Dataset records:
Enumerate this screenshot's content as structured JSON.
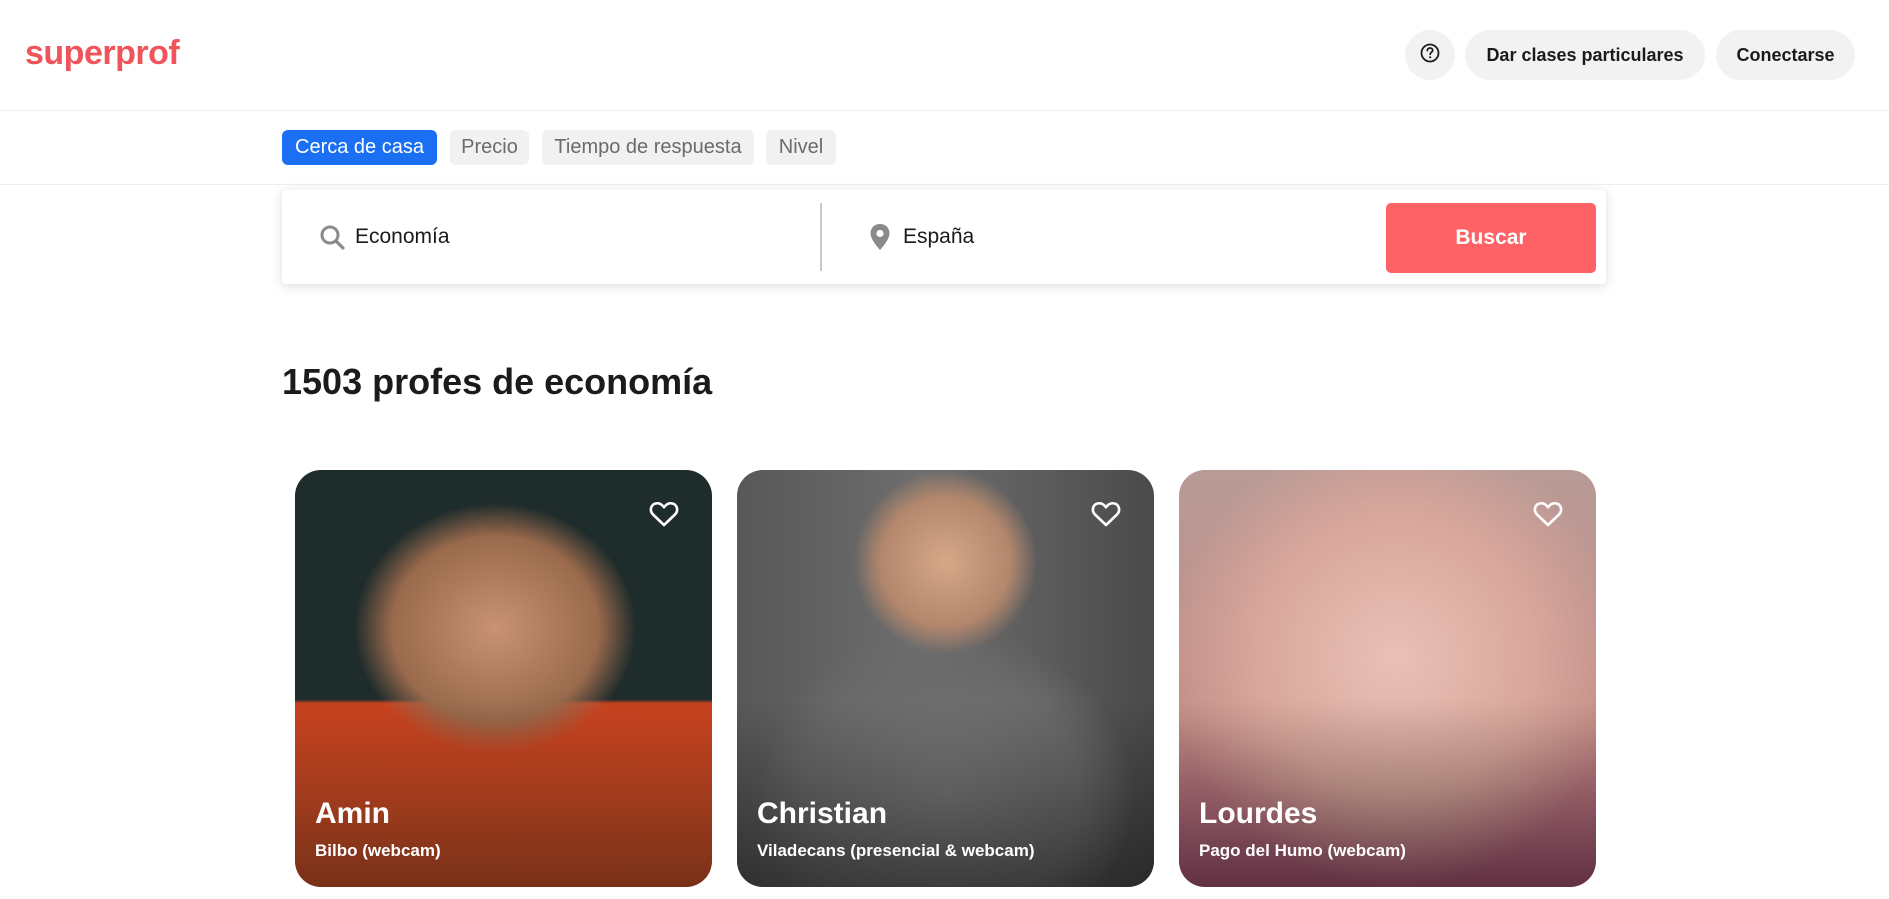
{
  "header": {
    "logo": "superprof",
    "help_icon": "question-circle-icon",
    "teach_label": "Dar clases particulares",
    "login_label": "Conectarse"
  },
  "filters": [
    {
      "label": "Cerca de casa",
      "active": true
    },
    {
      "label": "Precio",
      "active": false
    },
    {
      "label": "Tiempo de respuesta",
      "active": false
    },
    {
      "label": "Nivel",
      "active": false
    }
  ],
  "search": {
    "subject_value": "Economía",
    "subject_icon": "search-icon",
    "location_value": "España",
    "location_icon": "location-pin-icon",
    "button_label": "Buscar"
  },
  "results": {
    "title": "1503 profes de economía"
  },
  "cards": [
    {
      "name": "Amin",
      "location": "Bilbo (webcam)",
      "favorite_icon": "heart-outline-icon"
    },
    {
      "name": "Christian",
      "location": "Viladecans (presencial & webcam)",
      "favorite_icon": "heart-outline-icon"
    },
    {
      "name": "Lourdes",
      "location": "Pago del Humo (webcam)",
      "favorite_icon": "heart-outline-icon"
    }
  ],
  "colors": {
    "brand": "#f0545a",
    "accent_blue": "#1a6ff3",
    "search_button": "#ff6266"
  }
}
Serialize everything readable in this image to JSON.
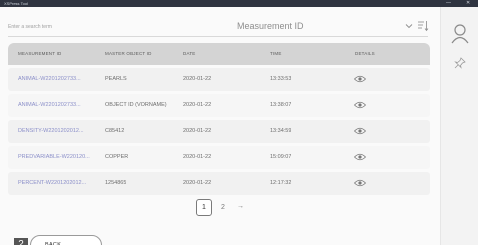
{
  "window": {
    "title": "XSPress Tool",
    "minimize_glyph": "—",
    "close_glyph": "✕"
  },
  "search": {
    "placeholder": "Enter a search term",
    "field_value": "Measurement ID",
    "chevron_icon": "chevron-down-icon",
    "sort_icon": "sort-icon"
  },
  "table": {
    "columns": [
      "MEASUREMENT ID",
      "MASTER OBJECT ID",
      "DATE",
      "TIME",
      "DETAILS"
    ],
    "rows": [
      {
        "measurement_id": "ANIMAL-W2201202733...",
        "object_id": "PEARLS",
        "date": "2020-01-22",
        "time": "13:33:53"
      },
      {
        "measurement_id": "ANIMAL-W2201202733...",
        "object_id": "OBJECT ID (VORNAME)",
        "date": "2020-01-22",
        "time": "13:38:07"
      },
      {
        "measurement_id": "DENSITY-W2201202012...",
        "object_id": "C85412",
        "date": "2020-01-22",
        "time": "13:34:59"
      },
      {
        "measurement_id": "PREDVARIABLE-W220120...",
        "object_id": "COPPER",
        "date": "2020-01-22",
        "time": "15:09:07"
      },
      {
        "measurement_id": "PERCENT-W2201202012...",
        "object_id": "1254865",
        "date": "2020-01-22",
        "time": "12:17:32"
      }
    ]
  },
  "pagination": {
    "current": "1",
    "next_page": "2",
    "next_arrow": "→"
  },
  "footer": {
    "step": "2",
    "back_label": "BACK"
  },
  "sidebar": {
    "user_icon": "user-icon",
    "pin_icon": "pin-icon"
  },
  "colors": {
    "link": "#8b8fc9",
    "header_bg": "#d4d4d4",
    "titlebar": "#2f3440"
  }
}
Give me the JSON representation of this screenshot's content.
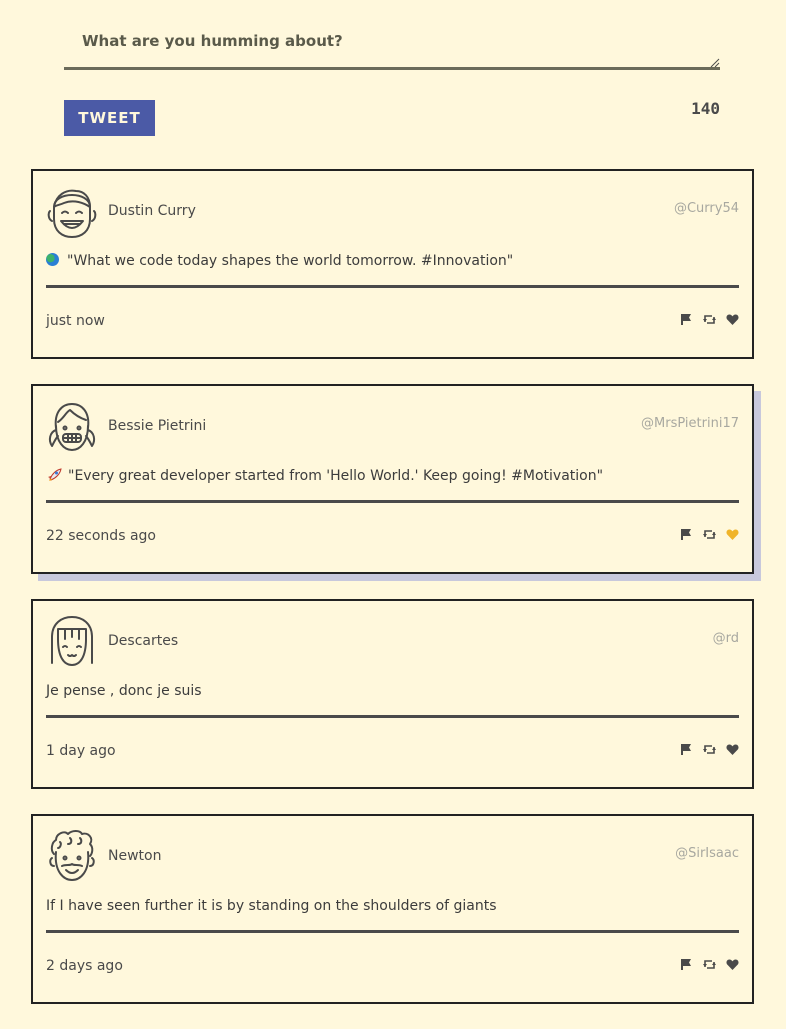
{
  "composer": {
    "placeholder": "What are you humming about?",
    "button_label": "Tweet",
    "char_count": "140"
  },
  "colors": {
    "background": "#fff8dc",
    "button": "#4b5aa6",
    "heart_liked": "#f0b429",
    "hover_shadow": "#c8c8dc"
  },
  "tweets": [
    {
      "author": "Dustin Curry",
      "handle": "@Curry54",
      "emoji": "earth-emoji",
      "content": "\"What we code today shapes the world tomorrow. #Innovation\"",
      "time": "just now",
      "liked": false,
      "avatar": "smiling-man-avatar-icon"
    },
    {
      "author": "Bessie Pietrini",
      "handle": "@MrsPietrini17",
      "emoji": "rocket-emoji",
      "content": "\"Every great developer started from 'Hello World.' Keep going! #Motivation\"",
      "time": "22 seconds ago",
      "liked": true,
      "avatar": "girl-pigtails-avatar-icon"
    },
    {
      "author": "Descartes",
      "handle": "@rd",
      "content": "Je pense , donc je suis",
      "time": "1 day ago",
      "liked": false,
      "avatar": "bob-hair-avatar-icon"
    },
    {
      "author": "Newton",
      "handle": "@SirIsaac",
      "content": "If I have seen further it is by standing on the shoulders of giants",
      "time": "2 days ago",
      "liked": false,
      "avatar": "curly-hair-avatar-icon"
    }
  ]
}
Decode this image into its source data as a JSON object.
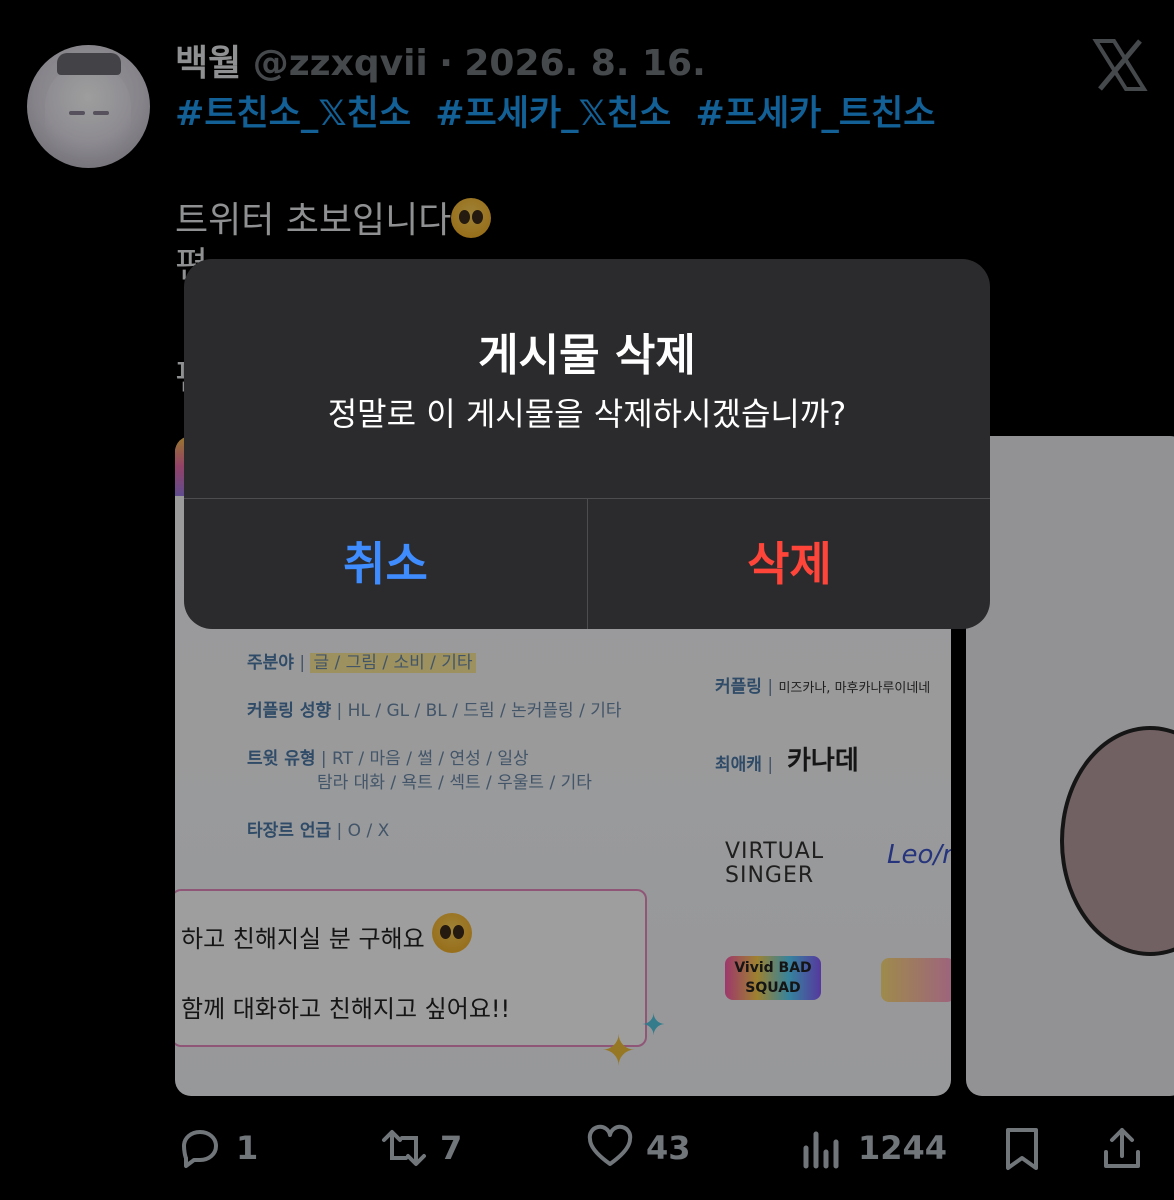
{
  "tweet": {
    "display_name": "백월",
    "handle": "@zzxqvii",
    "separator": "·",
    "date": "2026. 8. 16.",
    "hashtags": [
      "#트친소_𝕏친소",
      "#프세카_𝕏친소",
      "#프세카_트친소"
    ],
    "body_line1": "트위터 초보입니다",
    "body_line2": "편",
    "body_line3": "편"
  },
  "card_image": {
    "rows": [
      {
        "key": "주분야",
        "value": "글 / 그림 / 소비 / 기타"
      },
      {
        "key": "커플링 성향",
        "value": "HL / GL / BL / 드림 / 논커플링 / 기타"
      },
      {
        "key": "트윗 유형",
        "value": "RT / 마음 / 썰 / 연성 / 일상"
      },
      {
        "key": "",
        "value": "탐라 대화 / 욕트 / 섹트 / 우울트 / 기타"
      },
      {
        "key": "타장르 언급",
        "value": "O / X"
      }
    ],
    "right_rows": [
      {
        "key": "커플링",
        "value": "미즈카나, 마후카나루이네네"
      },
      {
        "key": "최애캐",
        "value": "카나데"
      }
    ],
    "units": [
      "VIRTUAL SINGER",
      "Leo/need",
      "Vivid BAD SQUAD"
    ],
    "message_line1": "하고 친해지실 분 구해요",
    "message_line2": "함께 대화하고 친해지고 싶어요!!"
  },
  "dialog": {
    "title": "게시물 삭제",
    "message": "정말로 이 게시물을 삭제하시겠습니까?",
    "cancel": "취소",
    "delete": "삭제"
  },
  "actions": {
    "replies": "1",
    "retweets": "7",
    "likes": "43",
    "views": "1244"
  },
  "colors": {
    "background": "#000000",
    "hashtag": "#1d9bf0",
    "cancel": "#3f8cff",
    "delete": "#ff453a",
    "dialog_bg": "#2b2b2d",
    "muted": "#71767b"
  },
  "icons": [
    "x-logo-icon",
    "reply-icon",
    "retweet-icon",
    "like-icon",
    "views-icon",
    "bookmark-icon",
    "share-icon"
  ]
}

GIVEN EXERCISE:
Write out each entry exactly as given, omitting any picture.

FINAL ANSWER:
Enumerate this screenshot's content as structured JSON.
{
  "header": {
    "logo": "superprof",
    "help_icon": "question-circle-icon",
    "teach_label": "Dar clases particulares",
    "login_label": "Conectarse"
  },
  "filters": [
    {
      "label": "Cerca de casa",
      "active": true
    },
    {
      "label": "Precio",
      "active": false
    },
    {
      "label": "Tiempo de respuesta",
      "active": false
    },
    {
      "label": "Nivel",
      "active": false
    }
  ],
  "search": {
    "subject_value": "Economía",
    "subject_icon": "search-icon",
    "location_value": "España",
    "location_icon": "location-pin-icon",
    "button_label": "Buscar"
  },
  "results": {
    "title": "1503 profes de economía"
  },
  "cards": [
    {
      "name": "Amin",
      "location": "Bilbo (webcam)",
      "favorite_icon": "heart-outline-icon"
    },
    {
      "name": "Christian",
      "location": "Viladecans (presencial & webcam)",
      "favorite_icon": "heart-outline-icon"
    },
    {
      "name": "Lourdes",
      "location": "Pago del Humo (webcam)",
      "favorite_icon": "heart-outline-icon"
    }
  ],
  "colors": {
    "brand": "#f0545a",
    "accent_blue": "#1a6ff3",
    "search_button": "#ff6266"
  }
}
Serialize everything readable in this image to JSON.
{
  "window": {
    "title": "XSPress Tool",
    "minimize_glyph": "—",
    "close_glyph": "✕"
  },
  "search": {
    "placeholder": "Enter a search term",
    "field_value": "Measurement ID",
    "chevron_icon": "chevron-down-icon",
    "sort_icon": "sort-icon"
  },
  "table": {
    "columns": [
      "MEASUREMENT ID",
      "MASTER OBJECT ID",
      "DATE",
      "TIME",
      "DETAILS"
    ],
    "rows": [
      {
        "measurement_id": "ANIMAL-W2201202733...",
        "object_id": "PEARLS",
        "date": "2020-01-22",
        "time": "13:33:53"
      },
      {
        "measurement_id": "ANIMAL-W2201202733...",
        "object_id": "OBJECT ID (VORNAME)",
        "date": "2020-01-22",
        "time": "13:38:07"
      },
      {
        "measurement_id": "DENSITY-W2201202012...",
        "object_id": "C85412",
        "date": "2020-01-22",
        "time": "13:34:59"
      },
      {
        "measurement_id": "PREDVARIABLE-W220120...",
        "object_id": "COPPER",
        "date": "2020-01-22",
        "time": "15:09:07"
      },
      {
        "measurement_id": "PERCENT-W2201202012...",
        "object_id": "1254865",
        "date": "2020-01-22",
        "time": "12:17:32"
      }
    ]
  },
  "pagination": {
    "current": "1",
    "next_page": "2",
    "next_arrow": "→"
  },
  "footer": {
    "step": "2",
    "back_label": "BACK"
  },
  "sidebar": {
    "user_icon": "user-icon",
    "pin_icon": "pin-icon"
  },
  "colors": {
    "link": "#8b8fc9",
    "header_bg": "#d4d4d4",
    "titlebar": "#2f3440"
  }
}
Give me the JSON representation of this screenshot's content.
{
  "composer": {
    "placeholder": "What are you humming about?",
    "button_label": "Tweet",
    "char_count": "140"
  },
  "colors": {
    "background": "#fff8dc",
    "button": "#4b5aa6",
    "heart_liked": "#f0b429",
    "hover_shadow": "#c8c8dc"
  },
  "tweets": [
    {
      "author": "Dustin Curry",
      "handle": "@Curry54",
      "emoji": "earth-emoji",
      "content": "\"What we code today shapes the world tomorrow. #Innovation\"",
      "time": "just now",
      "liked": false,
      "avatar": "smiling-man-avatar-icon"
    },
    {
      "author": "Bessie Pietrini",
      "handle": "@MrsPietrini17",
      "emoji": "rocket-emoji",
      "content": "\"Every great developer started from 'Hello World.' Keep going! #Motivation\"",
      "time": "22 seconds ago",
      "liked": true,
      "avatar": "girl-pigtails-avatar-icon"
    },
    {
      "author": "Descartes",
      "handle": "@rd",
      "content": "Je pense , donc je suis",
      "time": "1 day ago",
      "liked": false,
      "avatar": "bob-hair-avatar-icon"
    },
    {
      "author": "Newton",
      "handle": "@SirIsaac",
      "content": "If I have seen further it is by standing on the shoulders of giants",
      "time": "2 days ago",
      "liked": false,
      "avatar": "curly-hair-avatar-icon"
    }
  ]
}
Decode this image into its source data as a JSON object.
{
  "tweet": {
    "display_name": "백월",
    "handle": "@zzxqvii",
    "separator": "·",
    "date": "2026. 8. 16.",
    "hashtags": [
      "#트친소_𝕏친소",
      "#프세카_𝕏친소",
      "#프세카_트친소"
    ],
    "body_line1": "트위터 초보입니다",
    "body_line2": "편",
    "body_line3": "편"
  },
  "card_image": {
    "rows": [
      {
        "key": "주분야",
        "value": "글 / 그림 / 소비 / 기타"
      },
      {
        "key": "커플링 성향",
        "value": "HL / GL / BL / 드림 / 논커플링 / 기타"
      },
      {
        "key": "트윗 유형",
        "value": "RT / 마음 / 썰 / 연성 / 일상"
      },
      {
        "key": "",
        "value": "탐라 대화 / 욕트 / 섹트 / 우울트 / 기타"
      },
      {
        "key": "타장르 언급",
        "value": "O / X"
      }
    ],
    "right_rows": [
      {
        "key": "커플링",
        "value": "미즈카나, 마후카나루이네네"
      },
      {
        "key": "최애캐",
        "value": "카나데"
      }
    ],
    "units": [
      "VIRTUAL SINGER",
      "Leo/need",
      "Vivid BAD SQUAD"
    ],
    "message_line1": "하고 친해지실 분 구해요",
    "message_line2": "함께 대화하고 친해지고 싶어요!!"
  },
  "dialog": {
    "title": "게시물 삭제",
    "message": "정말로 이 게시물을 삭제하시겠습니까?",
    "cancel": "취소",
    "delete": "삭제"
  },
  "actions": {
    "replies": "1",
    "retweets": "7",
    "likes": "43",
    "views": "1244"
  },
  "colors": {
    "background": "#000000",
    "hashtag": "#1d9bf0",
    "cancel": "#3f8cff",
    "delete": "#ff453a",
    "dialog_bg": "#2b2b2d",
    "muted": "#71767b"
  },
  "icons": [
    "x-logo-icon",
    "reply-icon",
    "retweet-icon",
    "like-icon",
    "views-icon",
    "bookmark-icon",
    "share-icon"
  ]
}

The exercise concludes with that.